Items from a data source -
---+---

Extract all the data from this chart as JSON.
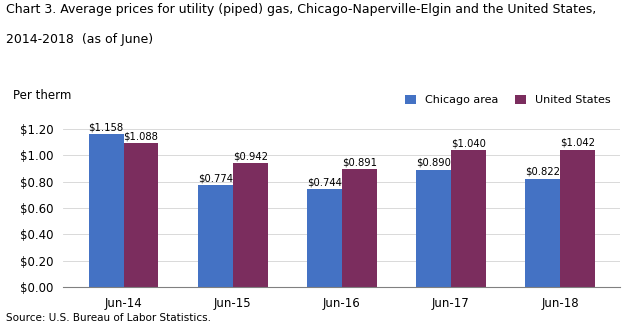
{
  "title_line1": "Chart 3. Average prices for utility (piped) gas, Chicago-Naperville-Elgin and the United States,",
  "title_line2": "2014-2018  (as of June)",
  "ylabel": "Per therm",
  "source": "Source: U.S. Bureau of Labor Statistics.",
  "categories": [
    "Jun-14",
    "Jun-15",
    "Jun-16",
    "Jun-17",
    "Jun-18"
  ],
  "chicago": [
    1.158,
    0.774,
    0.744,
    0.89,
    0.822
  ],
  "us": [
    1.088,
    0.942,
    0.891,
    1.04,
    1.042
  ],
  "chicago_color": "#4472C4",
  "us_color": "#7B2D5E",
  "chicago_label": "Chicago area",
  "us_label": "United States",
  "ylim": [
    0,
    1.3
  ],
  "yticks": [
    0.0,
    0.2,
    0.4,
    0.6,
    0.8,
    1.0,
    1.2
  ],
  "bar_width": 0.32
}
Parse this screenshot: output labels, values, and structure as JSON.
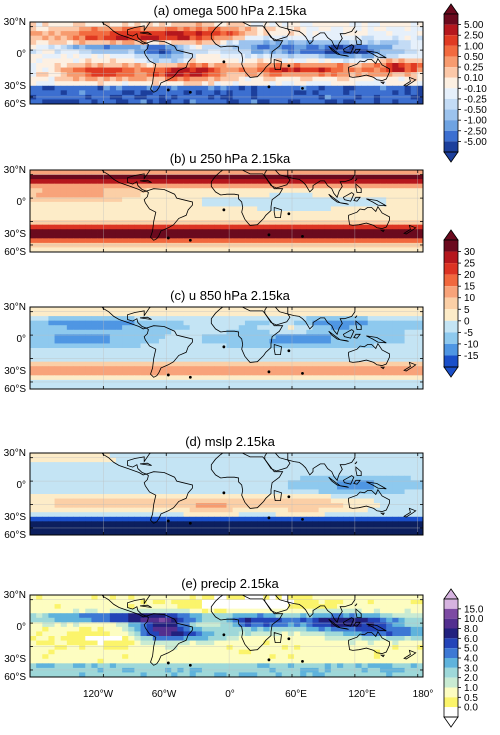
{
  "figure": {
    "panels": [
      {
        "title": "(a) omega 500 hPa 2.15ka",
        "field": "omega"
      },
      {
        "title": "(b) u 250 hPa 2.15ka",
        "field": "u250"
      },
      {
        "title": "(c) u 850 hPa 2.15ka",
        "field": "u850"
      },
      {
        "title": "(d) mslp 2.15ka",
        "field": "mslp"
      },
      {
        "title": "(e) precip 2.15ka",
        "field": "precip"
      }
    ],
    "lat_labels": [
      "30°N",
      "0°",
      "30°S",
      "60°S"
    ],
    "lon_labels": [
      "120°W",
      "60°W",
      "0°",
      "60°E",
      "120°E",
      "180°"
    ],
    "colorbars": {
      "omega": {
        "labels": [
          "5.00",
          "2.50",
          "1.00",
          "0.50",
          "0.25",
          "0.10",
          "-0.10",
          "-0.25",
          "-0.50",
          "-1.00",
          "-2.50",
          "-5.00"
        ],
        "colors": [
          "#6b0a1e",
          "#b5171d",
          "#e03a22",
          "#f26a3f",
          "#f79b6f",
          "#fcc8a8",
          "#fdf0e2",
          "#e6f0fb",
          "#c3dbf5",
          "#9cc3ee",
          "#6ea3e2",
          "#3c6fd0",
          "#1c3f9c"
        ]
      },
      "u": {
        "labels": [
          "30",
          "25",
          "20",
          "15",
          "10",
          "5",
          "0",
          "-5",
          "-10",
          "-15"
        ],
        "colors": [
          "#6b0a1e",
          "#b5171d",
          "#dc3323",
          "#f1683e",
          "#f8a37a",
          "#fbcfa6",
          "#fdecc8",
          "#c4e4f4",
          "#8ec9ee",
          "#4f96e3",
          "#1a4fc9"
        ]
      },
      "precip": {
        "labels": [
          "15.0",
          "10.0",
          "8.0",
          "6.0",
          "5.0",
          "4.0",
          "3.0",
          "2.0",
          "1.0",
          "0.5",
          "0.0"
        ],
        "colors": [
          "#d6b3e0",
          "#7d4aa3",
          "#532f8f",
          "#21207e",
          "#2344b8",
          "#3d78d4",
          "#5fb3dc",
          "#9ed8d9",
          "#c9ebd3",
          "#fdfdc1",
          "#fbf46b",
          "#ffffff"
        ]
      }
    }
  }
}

---+---

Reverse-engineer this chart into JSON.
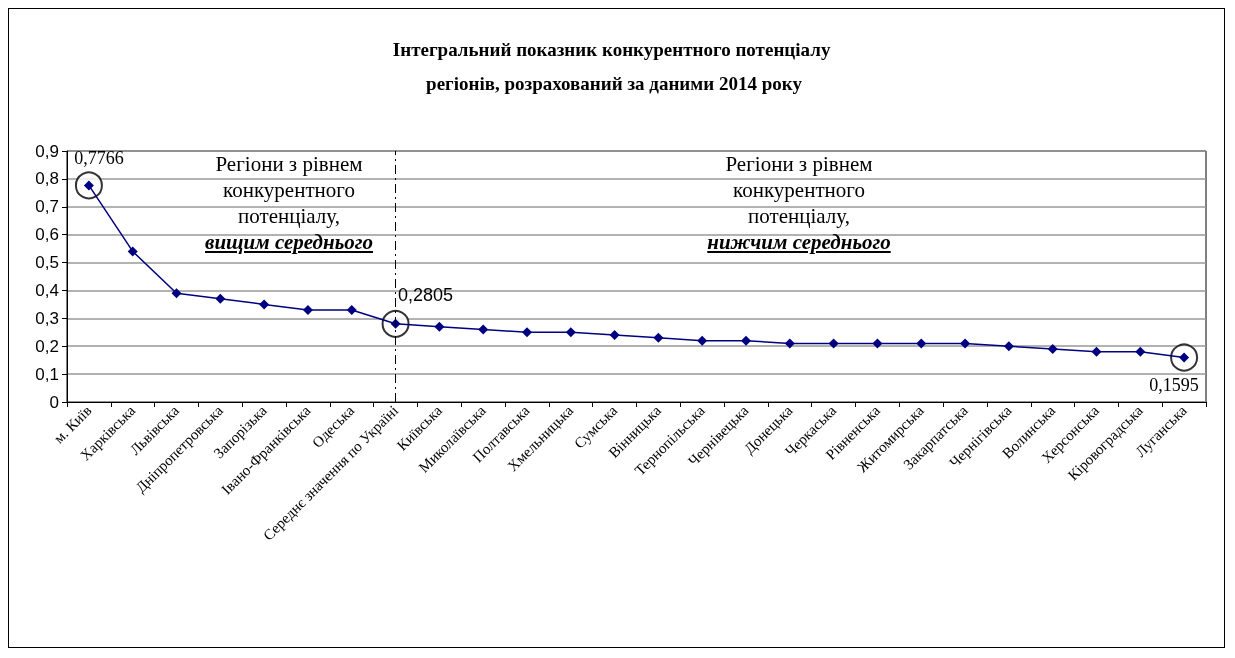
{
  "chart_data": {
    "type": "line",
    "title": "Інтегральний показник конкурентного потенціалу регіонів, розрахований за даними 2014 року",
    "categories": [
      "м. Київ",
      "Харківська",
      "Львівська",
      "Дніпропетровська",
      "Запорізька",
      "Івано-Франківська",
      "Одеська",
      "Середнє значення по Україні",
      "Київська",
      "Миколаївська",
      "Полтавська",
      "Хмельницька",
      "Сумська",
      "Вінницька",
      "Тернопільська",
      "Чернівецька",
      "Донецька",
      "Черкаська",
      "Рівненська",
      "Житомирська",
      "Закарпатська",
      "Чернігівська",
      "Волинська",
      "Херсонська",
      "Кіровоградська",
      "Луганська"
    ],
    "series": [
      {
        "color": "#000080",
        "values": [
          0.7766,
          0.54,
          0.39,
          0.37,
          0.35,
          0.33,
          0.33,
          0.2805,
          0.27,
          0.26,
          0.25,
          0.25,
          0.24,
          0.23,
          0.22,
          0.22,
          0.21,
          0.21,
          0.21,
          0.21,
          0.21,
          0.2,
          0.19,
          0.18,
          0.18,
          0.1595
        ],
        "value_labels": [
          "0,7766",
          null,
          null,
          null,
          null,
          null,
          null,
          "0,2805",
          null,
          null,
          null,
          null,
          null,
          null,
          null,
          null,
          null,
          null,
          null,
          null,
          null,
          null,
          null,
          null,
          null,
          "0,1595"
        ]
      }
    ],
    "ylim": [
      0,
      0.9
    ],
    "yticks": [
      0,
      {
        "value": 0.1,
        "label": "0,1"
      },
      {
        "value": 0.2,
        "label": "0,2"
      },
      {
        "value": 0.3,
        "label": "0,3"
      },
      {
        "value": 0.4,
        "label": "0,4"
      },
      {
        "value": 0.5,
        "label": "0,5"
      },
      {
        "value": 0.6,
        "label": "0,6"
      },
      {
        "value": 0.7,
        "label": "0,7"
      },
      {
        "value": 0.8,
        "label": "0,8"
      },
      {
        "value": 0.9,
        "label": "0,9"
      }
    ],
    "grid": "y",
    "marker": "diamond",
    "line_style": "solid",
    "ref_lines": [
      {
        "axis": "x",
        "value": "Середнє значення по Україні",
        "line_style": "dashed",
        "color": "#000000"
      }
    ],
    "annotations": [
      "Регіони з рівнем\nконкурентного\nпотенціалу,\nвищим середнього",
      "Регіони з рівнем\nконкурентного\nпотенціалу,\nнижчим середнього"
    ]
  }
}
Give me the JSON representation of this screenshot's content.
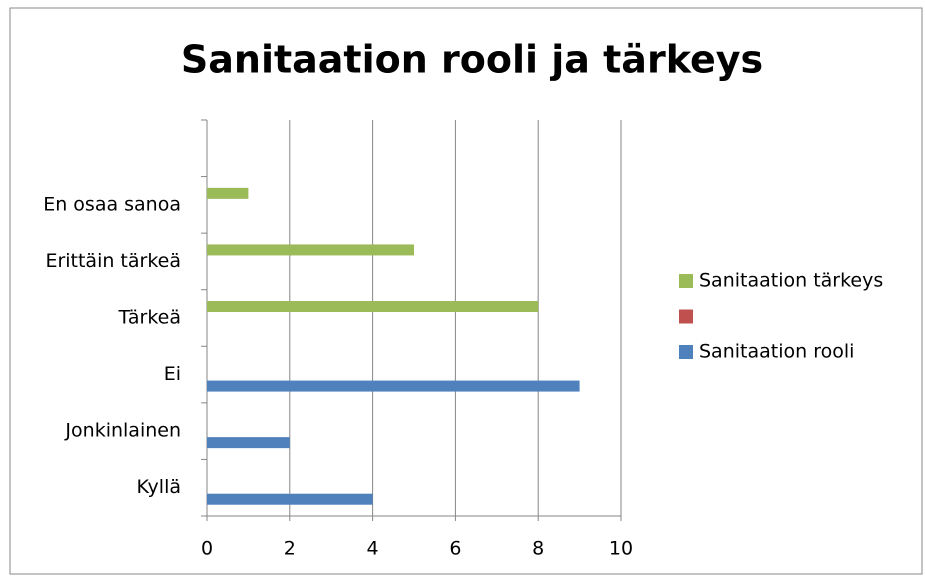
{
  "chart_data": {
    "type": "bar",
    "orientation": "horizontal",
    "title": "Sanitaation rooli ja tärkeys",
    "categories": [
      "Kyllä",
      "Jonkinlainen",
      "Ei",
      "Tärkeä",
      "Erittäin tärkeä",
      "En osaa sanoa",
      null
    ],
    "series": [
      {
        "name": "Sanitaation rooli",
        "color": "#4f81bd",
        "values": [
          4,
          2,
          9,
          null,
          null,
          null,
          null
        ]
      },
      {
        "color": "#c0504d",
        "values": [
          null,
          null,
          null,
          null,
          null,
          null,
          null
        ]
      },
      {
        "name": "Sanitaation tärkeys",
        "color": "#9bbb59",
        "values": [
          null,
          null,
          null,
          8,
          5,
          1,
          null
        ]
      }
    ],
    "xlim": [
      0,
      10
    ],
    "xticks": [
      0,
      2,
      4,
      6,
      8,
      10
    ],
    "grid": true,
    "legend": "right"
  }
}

---+---

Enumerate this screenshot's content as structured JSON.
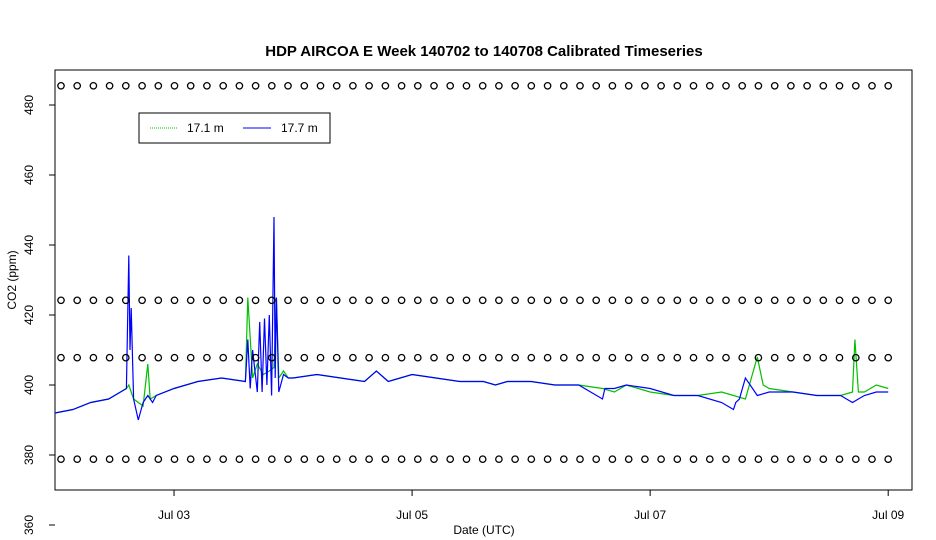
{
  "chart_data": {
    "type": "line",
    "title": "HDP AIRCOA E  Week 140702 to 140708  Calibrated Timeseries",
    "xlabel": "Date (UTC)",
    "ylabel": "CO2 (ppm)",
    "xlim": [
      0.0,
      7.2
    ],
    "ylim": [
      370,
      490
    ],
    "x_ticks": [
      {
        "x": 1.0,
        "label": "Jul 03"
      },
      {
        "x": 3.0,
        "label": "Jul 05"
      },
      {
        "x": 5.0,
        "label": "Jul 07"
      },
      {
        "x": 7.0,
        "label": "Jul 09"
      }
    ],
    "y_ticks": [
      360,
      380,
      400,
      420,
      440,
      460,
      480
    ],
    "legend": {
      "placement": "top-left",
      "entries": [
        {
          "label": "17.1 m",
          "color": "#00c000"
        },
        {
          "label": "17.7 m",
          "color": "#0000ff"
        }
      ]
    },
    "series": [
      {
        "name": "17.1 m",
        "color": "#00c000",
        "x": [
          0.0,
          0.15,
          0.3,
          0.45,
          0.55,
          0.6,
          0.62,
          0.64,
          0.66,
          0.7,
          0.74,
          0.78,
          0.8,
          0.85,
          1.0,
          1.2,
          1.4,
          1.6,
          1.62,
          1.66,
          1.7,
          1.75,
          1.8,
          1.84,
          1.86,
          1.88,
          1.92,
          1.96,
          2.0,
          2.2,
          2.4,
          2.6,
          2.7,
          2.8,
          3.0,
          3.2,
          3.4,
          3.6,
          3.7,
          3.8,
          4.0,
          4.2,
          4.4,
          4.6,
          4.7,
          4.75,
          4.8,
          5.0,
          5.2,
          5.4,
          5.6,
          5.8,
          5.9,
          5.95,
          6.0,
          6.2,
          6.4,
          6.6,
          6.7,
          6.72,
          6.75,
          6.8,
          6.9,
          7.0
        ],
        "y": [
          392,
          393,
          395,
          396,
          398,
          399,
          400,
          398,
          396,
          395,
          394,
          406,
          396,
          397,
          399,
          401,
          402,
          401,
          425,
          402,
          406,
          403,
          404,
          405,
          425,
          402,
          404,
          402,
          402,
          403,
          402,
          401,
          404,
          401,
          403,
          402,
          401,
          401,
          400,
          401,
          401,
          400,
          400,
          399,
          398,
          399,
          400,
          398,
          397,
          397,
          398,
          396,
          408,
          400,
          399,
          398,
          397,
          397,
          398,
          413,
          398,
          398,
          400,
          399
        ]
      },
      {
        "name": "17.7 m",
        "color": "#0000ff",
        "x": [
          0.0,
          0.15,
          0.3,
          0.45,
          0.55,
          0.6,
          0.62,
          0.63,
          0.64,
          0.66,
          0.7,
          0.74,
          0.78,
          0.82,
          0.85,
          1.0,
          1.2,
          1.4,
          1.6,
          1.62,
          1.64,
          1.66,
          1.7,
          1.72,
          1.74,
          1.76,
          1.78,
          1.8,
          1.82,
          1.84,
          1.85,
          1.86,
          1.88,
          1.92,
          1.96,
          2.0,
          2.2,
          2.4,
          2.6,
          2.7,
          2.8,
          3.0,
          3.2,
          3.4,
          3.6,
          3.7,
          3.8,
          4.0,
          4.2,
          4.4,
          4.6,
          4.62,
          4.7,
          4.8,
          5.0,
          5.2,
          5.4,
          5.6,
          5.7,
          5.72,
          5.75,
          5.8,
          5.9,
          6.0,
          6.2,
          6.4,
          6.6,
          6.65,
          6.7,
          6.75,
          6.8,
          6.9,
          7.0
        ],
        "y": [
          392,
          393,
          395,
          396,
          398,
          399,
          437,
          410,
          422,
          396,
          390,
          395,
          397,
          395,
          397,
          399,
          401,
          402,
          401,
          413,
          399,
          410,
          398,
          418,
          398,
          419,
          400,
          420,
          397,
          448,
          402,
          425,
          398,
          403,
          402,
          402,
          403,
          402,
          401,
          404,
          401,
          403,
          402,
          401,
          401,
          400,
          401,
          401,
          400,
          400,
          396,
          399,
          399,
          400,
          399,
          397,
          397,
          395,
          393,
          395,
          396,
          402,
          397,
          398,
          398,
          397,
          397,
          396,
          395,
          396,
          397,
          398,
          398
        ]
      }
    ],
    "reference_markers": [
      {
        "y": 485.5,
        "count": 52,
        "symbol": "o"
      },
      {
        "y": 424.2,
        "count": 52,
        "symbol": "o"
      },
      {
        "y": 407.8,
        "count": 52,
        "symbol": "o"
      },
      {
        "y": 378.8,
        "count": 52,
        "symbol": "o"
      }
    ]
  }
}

---+---

Directions for this task -
Collect, from the material above, every line containing the word "States".

Task solution -
  "title_line1": "Chart 3. Average prices for utility (piped) gas, Chicago-Naperville-Elgin and the United States,",
  "us_label": "United States",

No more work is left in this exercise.